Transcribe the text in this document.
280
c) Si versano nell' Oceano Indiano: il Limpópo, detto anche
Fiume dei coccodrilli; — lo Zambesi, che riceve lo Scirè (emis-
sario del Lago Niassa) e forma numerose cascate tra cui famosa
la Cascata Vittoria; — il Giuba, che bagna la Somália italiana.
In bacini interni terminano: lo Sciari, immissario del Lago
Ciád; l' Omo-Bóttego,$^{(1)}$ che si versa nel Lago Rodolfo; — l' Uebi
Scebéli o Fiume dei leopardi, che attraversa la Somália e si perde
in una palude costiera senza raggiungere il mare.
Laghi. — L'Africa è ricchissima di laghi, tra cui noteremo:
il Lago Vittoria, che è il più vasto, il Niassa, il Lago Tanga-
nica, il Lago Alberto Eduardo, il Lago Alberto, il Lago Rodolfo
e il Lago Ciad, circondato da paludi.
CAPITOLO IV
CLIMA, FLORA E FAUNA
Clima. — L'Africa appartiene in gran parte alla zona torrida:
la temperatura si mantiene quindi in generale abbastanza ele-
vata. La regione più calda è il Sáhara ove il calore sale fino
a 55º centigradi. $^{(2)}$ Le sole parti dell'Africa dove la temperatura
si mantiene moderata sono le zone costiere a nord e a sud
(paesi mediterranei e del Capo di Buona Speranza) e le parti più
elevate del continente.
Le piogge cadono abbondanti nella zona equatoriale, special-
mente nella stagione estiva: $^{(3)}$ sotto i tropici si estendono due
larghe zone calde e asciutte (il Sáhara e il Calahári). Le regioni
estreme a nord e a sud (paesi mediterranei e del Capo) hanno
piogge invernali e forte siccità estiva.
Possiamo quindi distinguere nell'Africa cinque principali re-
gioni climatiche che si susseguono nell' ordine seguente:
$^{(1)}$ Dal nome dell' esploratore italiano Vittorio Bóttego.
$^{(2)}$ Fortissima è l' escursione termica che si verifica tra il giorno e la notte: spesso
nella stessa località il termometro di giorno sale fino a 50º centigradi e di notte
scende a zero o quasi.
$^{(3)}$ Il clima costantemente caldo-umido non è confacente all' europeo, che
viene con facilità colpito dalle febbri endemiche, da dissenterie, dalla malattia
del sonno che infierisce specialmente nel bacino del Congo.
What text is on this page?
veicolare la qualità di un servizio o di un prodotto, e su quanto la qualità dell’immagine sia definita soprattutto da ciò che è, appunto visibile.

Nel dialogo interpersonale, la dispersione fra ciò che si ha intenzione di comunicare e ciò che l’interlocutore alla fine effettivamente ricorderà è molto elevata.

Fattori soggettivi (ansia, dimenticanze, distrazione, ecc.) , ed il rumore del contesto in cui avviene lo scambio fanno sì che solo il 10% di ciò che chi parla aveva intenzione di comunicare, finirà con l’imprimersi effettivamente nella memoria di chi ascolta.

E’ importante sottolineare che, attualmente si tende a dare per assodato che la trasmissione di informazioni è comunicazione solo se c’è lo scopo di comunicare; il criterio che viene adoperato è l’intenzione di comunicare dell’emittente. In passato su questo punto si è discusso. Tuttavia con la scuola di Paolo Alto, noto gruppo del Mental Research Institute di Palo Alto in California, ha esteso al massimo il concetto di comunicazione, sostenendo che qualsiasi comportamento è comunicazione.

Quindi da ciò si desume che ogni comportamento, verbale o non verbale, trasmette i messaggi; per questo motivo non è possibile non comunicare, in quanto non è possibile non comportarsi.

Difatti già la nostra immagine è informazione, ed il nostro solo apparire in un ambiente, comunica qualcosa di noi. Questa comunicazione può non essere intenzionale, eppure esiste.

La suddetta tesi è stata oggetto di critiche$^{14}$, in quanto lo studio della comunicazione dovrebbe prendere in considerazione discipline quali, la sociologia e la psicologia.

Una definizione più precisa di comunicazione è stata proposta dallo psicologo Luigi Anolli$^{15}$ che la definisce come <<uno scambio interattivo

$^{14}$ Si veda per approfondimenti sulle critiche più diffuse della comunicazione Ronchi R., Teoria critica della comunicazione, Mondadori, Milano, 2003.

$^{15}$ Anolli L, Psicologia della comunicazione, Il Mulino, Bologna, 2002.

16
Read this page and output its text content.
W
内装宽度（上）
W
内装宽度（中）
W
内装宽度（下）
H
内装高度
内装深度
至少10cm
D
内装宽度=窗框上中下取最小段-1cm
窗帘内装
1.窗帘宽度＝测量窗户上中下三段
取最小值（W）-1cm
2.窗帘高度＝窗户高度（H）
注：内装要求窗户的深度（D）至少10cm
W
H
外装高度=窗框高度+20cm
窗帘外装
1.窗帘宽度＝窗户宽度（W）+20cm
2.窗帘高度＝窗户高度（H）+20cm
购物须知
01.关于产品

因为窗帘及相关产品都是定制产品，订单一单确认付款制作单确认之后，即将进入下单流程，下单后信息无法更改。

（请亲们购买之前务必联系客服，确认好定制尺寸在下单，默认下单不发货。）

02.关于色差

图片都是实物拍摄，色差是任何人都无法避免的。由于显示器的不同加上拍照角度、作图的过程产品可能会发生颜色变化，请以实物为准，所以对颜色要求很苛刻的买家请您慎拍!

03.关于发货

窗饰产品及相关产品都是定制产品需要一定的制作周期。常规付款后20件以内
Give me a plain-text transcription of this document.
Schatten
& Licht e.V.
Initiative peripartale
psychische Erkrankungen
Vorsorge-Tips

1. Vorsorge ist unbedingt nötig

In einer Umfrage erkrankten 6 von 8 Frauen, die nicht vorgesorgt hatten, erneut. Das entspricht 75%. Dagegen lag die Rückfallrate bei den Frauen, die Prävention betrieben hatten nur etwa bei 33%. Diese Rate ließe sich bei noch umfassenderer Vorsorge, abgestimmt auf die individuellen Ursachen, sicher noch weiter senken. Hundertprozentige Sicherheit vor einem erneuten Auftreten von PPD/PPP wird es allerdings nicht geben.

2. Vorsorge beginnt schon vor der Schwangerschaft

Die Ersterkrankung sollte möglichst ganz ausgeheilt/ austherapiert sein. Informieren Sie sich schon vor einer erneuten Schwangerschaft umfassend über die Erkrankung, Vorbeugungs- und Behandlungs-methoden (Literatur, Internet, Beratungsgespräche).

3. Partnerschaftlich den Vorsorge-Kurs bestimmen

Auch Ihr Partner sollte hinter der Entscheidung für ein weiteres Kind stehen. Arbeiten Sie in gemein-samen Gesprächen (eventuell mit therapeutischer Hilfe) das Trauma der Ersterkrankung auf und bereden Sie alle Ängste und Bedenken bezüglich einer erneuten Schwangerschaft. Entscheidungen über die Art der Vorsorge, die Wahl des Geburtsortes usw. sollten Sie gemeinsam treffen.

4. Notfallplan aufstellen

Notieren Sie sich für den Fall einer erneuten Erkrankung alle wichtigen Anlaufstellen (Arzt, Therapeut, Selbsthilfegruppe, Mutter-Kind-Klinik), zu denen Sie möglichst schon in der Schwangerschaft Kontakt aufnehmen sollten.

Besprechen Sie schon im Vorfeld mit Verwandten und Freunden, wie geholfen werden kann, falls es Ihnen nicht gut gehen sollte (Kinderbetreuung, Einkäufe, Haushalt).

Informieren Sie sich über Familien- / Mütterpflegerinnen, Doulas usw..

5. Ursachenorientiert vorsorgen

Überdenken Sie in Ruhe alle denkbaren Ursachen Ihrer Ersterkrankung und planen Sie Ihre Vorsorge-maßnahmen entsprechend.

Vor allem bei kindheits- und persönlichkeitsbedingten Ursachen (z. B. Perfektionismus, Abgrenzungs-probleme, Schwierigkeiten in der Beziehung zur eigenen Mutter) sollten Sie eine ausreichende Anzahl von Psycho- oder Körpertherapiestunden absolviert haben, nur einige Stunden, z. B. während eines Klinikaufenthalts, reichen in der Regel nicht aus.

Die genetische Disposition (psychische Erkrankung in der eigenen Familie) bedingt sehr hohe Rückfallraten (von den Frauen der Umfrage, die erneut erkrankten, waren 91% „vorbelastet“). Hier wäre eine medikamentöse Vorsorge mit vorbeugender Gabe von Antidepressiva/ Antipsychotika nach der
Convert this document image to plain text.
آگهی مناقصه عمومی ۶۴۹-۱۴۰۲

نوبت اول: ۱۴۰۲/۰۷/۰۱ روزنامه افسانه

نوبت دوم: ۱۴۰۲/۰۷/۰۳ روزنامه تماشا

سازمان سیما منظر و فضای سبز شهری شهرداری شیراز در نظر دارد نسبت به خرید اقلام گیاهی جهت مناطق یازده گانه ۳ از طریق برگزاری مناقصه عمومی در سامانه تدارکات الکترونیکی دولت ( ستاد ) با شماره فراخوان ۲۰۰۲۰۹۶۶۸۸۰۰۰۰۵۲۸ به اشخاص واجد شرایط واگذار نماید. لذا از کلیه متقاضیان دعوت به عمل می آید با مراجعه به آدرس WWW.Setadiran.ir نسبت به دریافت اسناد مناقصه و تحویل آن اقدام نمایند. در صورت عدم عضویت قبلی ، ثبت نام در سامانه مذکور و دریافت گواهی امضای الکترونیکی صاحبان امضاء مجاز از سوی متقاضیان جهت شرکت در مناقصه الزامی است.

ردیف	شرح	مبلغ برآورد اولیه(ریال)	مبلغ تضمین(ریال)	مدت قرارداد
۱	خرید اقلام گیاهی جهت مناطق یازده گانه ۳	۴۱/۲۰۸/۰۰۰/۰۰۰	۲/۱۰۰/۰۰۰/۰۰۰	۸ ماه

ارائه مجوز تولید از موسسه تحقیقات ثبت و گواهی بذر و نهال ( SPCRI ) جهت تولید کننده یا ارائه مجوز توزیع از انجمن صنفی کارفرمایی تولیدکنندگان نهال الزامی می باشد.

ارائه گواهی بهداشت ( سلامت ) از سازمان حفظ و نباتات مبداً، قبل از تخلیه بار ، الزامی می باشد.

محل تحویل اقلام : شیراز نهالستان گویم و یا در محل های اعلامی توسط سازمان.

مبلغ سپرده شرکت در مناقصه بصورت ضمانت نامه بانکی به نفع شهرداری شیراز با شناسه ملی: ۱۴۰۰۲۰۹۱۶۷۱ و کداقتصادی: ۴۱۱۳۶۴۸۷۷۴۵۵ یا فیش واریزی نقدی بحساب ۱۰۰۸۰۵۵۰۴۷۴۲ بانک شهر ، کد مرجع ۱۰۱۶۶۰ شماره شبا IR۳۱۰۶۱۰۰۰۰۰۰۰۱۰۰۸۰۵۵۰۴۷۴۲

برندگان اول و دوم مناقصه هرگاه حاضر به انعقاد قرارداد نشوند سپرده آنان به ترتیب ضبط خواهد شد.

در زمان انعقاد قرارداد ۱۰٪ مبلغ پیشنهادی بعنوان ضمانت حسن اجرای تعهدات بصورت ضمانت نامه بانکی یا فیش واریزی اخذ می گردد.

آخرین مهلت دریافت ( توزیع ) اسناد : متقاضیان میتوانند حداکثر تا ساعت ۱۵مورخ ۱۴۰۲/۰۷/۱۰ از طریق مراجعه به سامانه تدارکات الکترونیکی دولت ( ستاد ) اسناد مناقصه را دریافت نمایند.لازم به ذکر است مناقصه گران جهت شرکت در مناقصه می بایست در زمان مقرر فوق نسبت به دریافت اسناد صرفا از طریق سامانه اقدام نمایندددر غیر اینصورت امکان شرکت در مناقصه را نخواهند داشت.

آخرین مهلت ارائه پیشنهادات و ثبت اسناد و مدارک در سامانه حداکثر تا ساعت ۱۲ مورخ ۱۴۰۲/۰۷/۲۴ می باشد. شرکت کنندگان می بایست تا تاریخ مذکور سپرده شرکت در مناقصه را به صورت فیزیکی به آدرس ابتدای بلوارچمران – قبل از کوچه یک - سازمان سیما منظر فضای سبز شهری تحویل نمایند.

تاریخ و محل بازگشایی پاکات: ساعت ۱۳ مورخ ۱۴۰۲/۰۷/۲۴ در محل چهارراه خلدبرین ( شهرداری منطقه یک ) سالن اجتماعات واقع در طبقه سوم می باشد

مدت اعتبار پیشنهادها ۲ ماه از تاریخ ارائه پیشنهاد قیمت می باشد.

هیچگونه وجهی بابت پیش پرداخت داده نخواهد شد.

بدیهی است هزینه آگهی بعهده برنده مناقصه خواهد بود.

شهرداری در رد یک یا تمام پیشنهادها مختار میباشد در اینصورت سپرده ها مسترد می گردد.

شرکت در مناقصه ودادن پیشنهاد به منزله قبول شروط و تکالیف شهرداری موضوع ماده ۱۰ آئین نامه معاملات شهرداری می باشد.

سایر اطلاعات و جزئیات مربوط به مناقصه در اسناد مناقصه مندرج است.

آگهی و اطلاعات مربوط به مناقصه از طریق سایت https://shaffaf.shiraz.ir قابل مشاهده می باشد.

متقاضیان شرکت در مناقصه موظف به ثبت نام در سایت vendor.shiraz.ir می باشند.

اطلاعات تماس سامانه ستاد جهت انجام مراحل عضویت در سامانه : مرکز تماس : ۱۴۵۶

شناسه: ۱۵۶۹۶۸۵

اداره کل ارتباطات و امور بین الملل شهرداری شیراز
◆ ◆ ◆ ◆
Go through the records above and copy every line with the word "Lago".

Final result:
sario del Lago Niassa) e forma numerose cascate tra cui famosa
In bacini interni terminano: lo Sciari, immissario del Lago
Ciád; l' Omo-Bóttego,$^{(1)}$ che si versa nel Lago Rodolfo; — l' Uebi
il Lago Vittoria, che è il più vasto, il Niassa, il Lago Tanga-
nica, il Lago Alberto Eduardo, il Lago Alberto, il Lago Rodolfo
e il Lago Ciad, circondato da paludi.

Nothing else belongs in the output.